:: What the task asks ::
Where a line in the listing contains the string "Presses", copy that line out.

[Stored items from a collection]
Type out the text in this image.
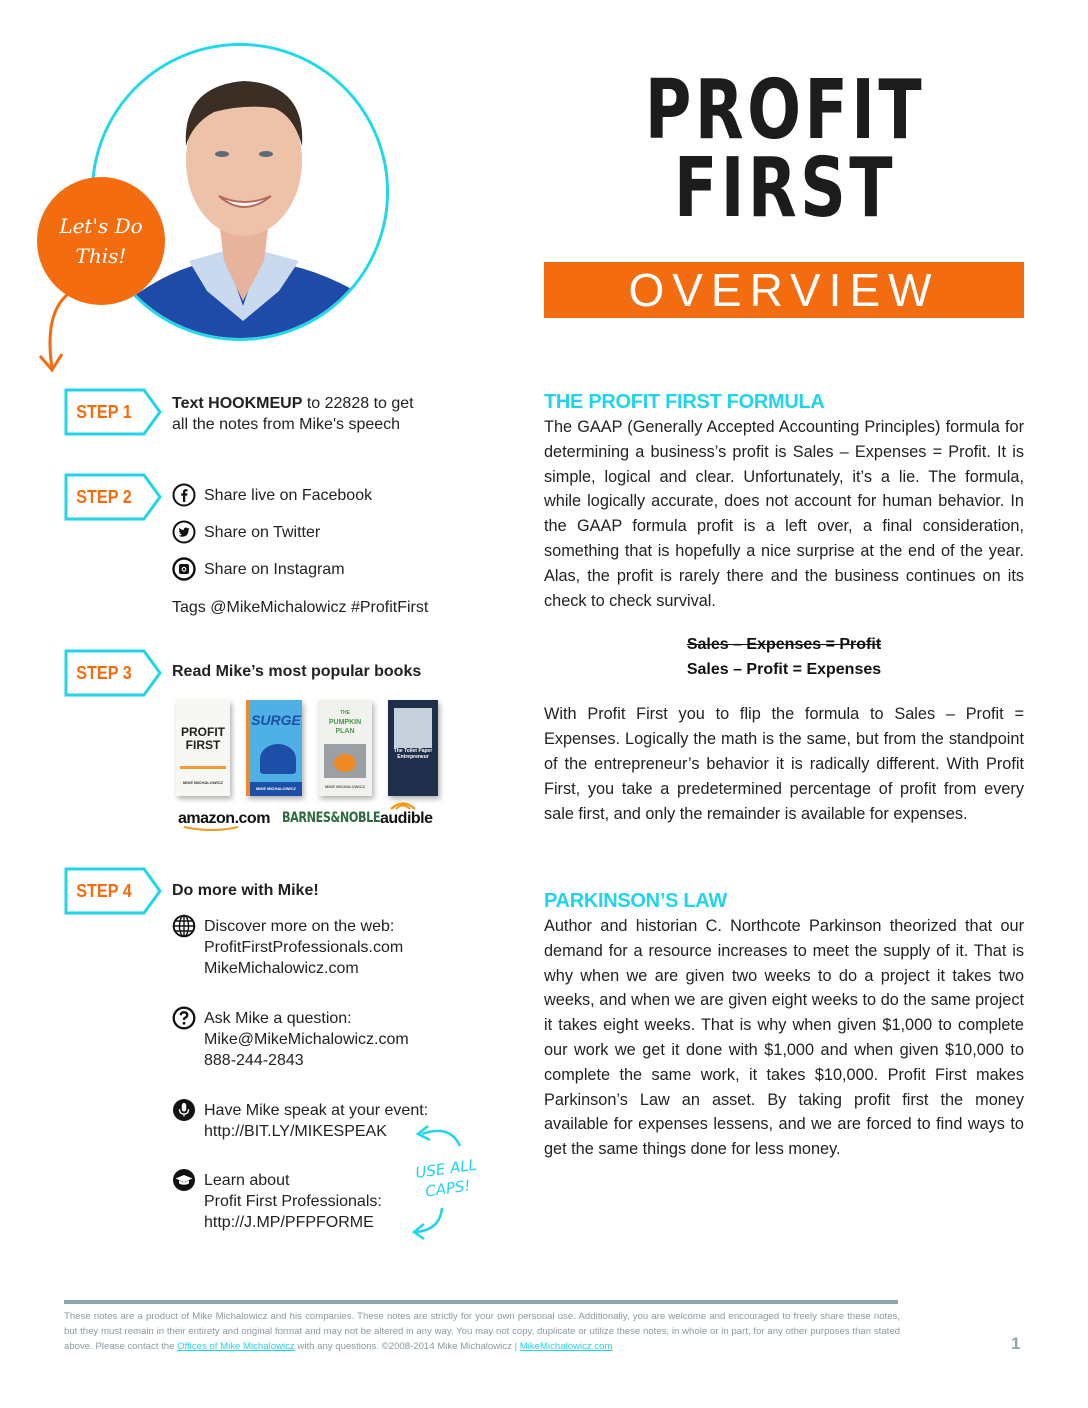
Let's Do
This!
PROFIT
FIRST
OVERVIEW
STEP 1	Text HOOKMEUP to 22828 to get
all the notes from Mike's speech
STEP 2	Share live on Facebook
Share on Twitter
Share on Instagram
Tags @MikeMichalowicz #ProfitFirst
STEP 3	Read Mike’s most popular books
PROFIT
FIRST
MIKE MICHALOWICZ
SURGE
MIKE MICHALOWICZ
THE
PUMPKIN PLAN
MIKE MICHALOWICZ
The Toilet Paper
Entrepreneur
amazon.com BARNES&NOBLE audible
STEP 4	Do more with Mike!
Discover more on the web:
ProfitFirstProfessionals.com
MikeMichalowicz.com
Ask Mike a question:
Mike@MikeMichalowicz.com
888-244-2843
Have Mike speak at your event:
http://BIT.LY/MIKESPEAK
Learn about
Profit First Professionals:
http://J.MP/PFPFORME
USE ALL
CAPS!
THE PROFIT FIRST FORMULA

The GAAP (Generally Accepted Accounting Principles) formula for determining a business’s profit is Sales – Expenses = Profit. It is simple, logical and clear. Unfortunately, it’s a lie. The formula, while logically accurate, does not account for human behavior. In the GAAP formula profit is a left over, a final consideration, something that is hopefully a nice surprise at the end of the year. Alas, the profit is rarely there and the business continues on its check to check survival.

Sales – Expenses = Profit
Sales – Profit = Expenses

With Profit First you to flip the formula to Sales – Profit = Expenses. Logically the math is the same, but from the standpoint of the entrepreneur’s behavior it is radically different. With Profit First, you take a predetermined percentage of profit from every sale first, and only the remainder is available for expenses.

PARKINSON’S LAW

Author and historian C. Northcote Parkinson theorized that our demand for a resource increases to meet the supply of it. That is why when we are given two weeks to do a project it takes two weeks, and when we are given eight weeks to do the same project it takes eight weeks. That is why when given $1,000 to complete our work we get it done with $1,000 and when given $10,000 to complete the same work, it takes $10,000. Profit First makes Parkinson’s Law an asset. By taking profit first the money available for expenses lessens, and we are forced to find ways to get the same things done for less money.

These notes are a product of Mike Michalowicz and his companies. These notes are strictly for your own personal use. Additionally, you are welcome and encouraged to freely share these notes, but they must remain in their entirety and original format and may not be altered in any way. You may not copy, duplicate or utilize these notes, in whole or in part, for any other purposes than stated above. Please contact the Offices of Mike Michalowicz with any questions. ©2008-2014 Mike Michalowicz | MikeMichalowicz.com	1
* * *
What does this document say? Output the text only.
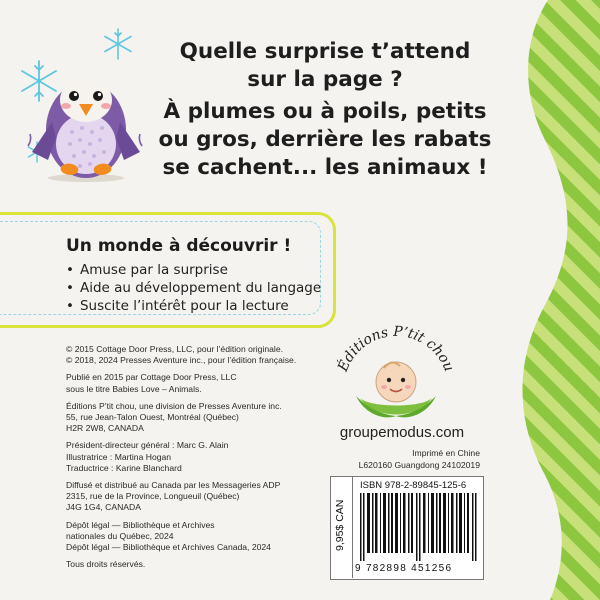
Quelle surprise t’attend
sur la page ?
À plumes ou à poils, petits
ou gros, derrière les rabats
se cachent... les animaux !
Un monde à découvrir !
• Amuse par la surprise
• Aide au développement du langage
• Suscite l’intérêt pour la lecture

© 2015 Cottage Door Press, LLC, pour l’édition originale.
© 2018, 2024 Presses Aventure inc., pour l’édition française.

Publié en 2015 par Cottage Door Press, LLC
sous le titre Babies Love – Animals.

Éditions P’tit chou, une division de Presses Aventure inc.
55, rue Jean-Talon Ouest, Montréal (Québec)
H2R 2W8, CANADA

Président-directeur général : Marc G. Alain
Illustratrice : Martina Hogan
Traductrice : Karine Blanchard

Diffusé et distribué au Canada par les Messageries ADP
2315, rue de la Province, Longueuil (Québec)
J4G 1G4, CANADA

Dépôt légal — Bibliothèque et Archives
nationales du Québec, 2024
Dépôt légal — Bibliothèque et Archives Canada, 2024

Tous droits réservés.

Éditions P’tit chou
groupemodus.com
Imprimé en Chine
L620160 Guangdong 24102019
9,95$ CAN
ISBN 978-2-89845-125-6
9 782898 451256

:: The output ::
© 2018, 2024 Presses Aventure inc., pour l’édition française.
Éditions P’tit chou, une division de Presses Aventure inc.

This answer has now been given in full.